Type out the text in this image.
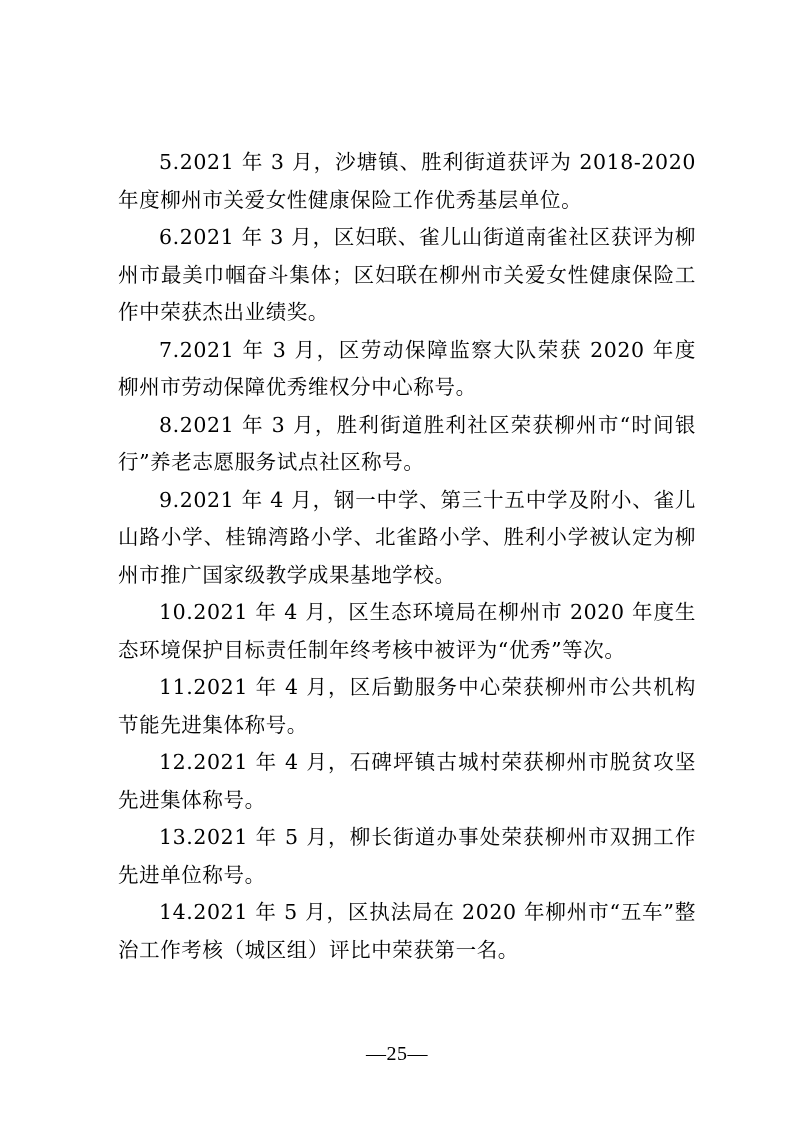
5.2021 年 3 月，沙塘镇、胜利街道获评为 2018-2020 年度柳州市关爱女性健康保险工作优秀基层单位。

6.2021 年 3 月，区妇联、雀儿山街道南雀社区获评为柳州市最美巾帼奋斗集体；区妇联在柳州市关爱女性健康保险工作中荣获杰出业绩奖。

7.2021 年 3 月，区劳动保障监察大队荣获 2020 年度柳州市劳动保障优秀维权分中心称号。

8.2021 年 3 月，胜利街道胜利社区荣获柳州市“时间银行”养老志愿服务试点社区称号。

9.2021 年 4 月，钢一中学、第三十五中学及附小、雀儿山路小学、桂锦湾路小学、北雀路小学、胜利小学被认定为柳州市推广国家级教学成果基地学校。

10.2021 年 4 月，区生态环境局在柳州市 2020 年度生态环境保护目标责任制年终考核中被评为“优秀”等次。

11.2021 年 4 月，区后勤服务中心荣获柳州市公共机构节能先进集体称号。

12.2021 年 4 月，石碑坪镇古城村荣获柳州市脱贫攻坚先进集体称号。

13.2021 年 5 月，柳长街道办事处荣获柳州市双拥工作先进单位称号。

14.2021 年 5 月，区执法局在 2020 年柳州市“五车”整治工作考核（城区组）评比中荣获第一名。

—25—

§ §

Transcribe the listing above verbatim. Omit the pictures.

SOLVED PROBLEM>
Type out the text in this image.
5.2021 年 3 月，沙塘镇、胜利街道获评为 2018-2020 年度柳州市关爱女性健康保险工作优秀基层单位。

6.2021 年 3 月，区妇联、雀儿山街道南雀社区获评为柳州市最美巾帼奋斗集体；区妇联在柳州市关爱女性健康保险工作中荣获杰出业绩奖。

7.2021 年 3 月，区劳动保障监察大队荣获 2020 年度柳州市劳动保障优秀维权分中心称号。

8.2021 年 3 月，胜利街道胜利社区荣获柳州市“时间银行”养老志愿服务试点社区称号。

9.2021 年 4 月，钢一中学、第三十五中学及附小、雀儿山路小学、桂锦湾路小学、北雀路小学、胜利小学被认定为柳州市推广国家级教学成果基地学校。

10.2021 年 4 月，区生态环境局在柳州市 2020 年度生态环境保护目标责任制年终考核中被评为“优秀”等次。

11.2021 年 4 月，区后勤服务中心荣获柳州市公共机构节能先进集体称号。

12.2021 年 4 月，石碑坪镇古城村荣获柳州市脱贫攻坚先进集体称号。

13.2021 年 5 月，柳长街道办事处荣获柳州市双拥工作先进单位称号。

14.2021 年 5 月，区执法局在 2020 年柳州市“五车”整治工作考核（城区组）评比中荣获第一名。

—25—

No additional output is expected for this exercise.